What is needed: Among the lines below, count those with "Estate". Give only the number.

Entries:
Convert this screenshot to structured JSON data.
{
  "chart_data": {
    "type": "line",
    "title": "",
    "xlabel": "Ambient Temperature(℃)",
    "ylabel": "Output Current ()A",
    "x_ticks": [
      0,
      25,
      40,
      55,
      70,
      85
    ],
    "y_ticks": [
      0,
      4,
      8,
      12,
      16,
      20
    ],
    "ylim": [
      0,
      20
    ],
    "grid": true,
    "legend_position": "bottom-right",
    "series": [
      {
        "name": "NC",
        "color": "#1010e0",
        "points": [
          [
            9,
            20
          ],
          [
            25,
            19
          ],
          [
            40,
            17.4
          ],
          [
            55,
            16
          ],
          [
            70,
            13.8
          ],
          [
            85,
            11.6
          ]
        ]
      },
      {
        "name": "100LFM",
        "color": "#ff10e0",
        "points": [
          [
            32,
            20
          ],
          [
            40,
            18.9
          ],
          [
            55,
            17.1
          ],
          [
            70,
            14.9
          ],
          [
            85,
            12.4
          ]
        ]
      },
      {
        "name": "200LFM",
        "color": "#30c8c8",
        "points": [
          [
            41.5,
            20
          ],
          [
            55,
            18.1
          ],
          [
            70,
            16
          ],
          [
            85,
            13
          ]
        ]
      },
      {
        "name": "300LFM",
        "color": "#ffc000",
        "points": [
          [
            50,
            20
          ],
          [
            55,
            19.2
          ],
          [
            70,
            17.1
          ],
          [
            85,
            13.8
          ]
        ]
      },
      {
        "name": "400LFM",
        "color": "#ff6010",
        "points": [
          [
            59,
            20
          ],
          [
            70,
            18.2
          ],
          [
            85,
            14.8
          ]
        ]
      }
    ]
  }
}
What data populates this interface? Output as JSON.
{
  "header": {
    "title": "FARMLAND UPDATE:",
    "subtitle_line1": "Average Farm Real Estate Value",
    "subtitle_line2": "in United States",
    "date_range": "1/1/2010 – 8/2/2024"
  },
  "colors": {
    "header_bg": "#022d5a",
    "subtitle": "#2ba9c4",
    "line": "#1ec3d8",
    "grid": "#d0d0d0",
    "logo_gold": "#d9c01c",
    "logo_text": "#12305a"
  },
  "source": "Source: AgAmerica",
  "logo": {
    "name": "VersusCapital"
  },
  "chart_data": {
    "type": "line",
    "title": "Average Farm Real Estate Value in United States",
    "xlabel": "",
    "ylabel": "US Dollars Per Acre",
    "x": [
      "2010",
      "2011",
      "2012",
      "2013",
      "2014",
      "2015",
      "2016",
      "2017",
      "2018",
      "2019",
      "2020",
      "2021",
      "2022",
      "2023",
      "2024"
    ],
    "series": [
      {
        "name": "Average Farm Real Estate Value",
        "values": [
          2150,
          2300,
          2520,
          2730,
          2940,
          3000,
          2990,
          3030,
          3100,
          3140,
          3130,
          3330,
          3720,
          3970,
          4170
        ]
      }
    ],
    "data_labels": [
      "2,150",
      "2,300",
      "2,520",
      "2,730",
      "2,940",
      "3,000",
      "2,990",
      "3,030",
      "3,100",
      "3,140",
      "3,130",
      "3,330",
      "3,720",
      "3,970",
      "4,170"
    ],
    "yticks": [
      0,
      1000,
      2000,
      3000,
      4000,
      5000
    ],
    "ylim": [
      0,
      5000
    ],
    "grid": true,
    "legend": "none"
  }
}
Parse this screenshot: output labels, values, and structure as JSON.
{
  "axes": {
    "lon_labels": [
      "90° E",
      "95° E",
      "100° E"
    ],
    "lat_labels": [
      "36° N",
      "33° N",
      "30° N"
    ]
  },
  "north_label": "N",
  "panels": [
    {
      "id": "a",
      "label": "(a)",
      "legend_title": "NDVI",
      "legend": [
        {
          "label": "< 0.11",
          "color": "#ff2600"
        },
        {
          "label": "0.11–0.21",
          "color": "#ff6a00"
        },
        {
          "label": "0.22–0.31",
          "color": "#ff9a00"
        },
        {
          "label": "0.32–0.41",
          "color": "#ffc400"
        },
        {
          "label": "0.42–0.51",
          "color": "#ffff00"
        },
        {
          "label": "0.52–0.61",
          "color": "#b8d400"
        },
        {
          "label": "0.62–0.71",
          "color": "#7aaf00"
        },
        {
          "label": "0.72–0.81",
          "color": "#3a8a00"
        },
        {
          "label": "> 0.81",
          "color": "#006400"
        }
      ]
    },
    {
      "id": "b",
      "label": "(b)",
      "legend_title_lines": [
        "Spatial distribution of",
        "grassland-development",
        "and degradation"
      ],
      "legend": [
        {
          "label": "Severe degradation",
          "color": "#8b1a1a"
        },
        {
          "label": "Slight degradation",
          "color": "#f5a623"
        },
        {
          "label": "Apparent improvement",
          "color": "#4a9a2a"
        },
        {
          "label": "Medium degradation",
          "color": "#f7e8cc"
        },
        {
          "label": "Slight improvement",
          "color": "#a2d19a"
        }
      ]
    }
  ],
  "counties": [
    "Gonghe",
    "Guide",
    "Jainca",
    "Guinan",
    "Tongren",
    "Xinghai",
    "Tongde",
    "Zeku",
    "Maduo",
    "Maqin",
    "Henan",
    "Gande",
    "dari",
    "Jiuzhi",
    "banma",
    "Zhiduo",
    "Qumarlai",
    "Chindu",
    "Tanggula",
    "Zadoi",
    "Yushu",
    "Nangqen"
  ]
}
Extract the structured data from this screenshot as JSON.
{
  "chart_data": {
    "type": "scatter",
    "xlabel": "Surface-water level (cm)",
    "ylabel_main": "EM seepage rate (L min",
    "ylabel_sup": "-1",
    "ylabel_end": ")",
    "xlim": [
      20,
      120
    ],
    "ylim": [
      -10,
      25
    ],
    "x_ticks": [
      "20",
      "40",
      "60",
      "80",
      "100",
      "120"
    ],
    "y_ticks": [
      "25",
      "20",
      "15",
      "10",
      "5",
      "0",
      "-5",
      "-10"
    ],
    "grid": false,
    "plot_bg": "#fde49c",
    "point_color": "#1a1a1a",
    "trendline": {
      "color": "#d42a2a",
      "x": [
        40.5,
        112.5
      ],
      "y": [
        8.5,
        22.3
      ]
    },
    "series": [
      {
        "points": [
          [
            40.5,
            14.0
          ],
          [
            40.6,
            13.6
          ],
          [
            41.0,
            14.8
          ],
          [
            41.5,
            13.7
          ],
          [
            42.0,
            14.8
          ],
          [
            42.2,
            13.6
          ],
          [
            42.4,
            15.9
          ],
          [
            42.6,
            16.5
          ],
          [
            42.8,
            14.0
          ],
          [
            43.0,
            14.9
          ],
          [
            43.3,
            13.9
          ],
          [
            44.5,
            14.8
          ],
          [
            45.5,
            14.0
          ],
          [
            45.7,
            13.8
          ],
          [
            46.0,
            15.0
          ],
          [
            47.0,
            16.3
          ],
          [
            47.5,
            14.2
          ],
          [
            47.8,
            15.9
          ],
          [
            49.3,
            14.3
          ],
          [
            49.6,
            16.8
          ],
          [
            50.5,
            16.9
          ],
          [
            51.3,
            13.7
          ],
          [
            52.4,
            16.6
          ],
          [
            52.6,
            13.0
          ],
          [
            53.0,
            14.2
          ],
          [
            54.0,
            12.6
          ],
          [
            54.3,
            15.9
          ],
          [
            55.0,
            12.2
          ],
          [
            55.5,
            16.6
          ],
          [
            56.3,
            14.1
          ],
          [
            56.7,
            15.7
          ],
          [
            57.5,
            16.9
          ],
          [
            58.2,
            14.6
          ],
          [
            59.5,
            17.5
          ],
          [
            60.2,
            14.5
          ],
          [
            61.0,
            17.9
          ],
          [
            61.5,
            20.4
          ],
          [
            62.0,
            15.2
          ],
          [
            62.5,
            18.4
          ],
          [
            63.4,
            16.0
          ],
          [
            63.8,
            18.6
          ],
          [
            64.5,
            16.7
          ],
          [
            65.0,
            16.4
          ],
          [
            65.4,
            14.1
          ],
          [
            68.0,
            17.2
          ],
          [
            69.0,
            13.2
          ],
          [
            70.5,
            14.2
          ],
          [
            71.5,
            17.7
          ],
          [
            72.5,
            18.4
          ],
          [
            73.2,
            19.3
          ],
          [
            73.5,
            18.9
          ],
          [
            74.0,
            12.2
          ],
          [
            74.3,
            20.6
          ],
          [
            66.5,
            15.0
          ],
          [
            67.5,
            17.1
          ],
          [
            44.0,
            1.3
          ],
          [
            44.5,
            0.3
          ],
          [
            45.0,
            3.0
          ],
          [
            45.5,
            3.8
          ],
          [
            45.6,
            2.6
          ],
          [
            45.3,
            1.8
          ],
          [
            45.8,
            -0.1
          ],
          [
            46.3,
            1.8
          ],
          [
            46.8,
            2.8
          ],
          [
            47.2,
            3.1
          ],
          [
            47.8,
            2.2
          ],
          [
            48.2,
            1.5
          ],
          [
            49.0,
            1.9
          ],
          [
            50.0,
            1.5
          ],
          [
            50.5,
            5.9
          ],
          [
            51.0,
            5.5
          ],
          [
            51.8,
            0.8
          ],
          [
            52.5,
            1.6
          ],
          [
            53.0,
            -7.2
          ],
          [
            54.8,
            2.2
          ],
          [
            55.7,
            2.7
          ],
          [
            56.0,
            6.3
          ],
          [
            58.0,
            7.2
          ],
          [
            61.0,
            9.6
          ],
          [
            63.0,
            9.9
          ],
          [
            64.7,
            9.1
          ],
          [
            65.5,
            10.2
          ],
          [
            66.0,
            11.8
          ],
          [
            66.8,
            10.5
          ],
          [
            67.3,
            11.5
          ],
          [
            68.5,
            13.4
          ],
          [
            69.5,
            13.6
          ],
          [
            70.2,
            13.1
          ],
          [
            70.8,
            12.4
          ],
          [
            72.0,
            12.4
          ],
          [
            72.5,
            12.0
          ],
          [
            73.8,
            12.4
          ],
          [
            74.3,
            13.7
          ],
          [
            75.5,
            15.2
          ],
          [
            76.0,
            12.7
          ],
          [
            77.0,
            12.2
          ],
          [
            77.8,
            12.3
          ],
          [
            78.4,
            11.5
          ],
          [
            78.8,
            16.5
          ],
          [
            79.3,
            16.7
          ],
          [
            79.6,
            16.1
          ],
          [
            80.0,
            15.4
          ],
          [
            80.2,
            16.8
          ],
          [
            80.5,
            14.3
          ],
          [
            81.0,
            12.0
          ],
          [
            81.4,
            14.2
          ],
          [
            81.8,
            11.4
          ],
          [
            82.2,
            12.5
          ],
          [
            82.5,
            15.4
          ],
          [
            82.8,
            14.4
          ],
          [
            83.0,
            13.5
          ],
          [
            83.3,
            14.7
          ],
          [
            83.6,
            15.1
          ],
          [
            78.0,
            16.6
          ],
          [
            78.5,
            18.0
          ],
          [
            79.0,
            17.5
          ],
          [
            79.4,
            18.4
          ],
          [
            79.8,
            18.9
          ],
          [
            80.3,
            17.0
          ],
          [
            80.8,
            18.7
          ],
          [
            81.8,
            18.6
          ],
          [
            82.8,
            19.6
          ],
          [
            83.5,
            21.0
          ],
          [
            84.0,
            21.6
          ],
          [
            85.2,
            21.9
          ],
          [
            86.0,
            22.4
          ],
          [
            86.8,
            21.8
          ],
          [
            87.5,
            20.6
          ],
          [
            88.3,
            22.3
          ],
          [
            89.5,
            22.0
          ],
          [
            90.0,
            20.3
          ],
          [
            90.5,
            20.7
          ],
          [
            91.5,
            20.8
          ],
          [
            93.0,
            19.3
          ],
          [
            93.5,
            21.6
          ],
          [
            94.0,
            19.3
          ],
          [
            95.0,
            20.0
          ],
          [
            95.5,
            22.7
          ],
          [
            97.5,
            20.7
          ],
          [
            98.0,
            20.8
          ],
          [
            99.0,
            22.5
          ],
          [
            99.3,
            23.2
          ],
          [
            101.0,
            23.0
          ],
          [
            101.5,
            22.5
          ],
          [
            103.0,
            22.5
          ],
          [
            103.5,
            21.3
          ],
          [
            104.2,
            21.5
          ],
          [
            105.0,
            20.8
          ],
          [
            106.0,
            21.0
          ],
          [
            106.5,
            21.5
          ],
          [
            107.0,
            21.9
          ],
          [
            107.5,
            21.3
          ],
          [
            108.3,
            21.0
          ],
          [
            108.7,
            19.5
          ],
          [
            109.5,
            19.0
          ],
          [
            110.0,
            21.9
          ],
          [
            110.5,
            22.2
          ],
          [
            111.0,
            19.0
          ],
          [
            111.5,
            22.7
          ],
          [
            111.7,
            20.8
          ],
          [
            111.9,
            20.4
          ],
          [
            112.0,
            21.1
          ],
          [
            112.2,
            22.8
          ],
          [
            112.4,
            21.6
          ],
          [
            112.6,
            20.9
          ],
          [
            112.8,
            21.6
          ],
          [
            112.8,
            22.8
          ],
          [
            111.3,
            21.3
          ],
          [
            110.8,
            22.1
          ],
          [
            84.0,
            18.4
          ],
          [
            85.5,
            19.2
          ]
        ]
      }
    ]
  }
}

Response to this exercise: 3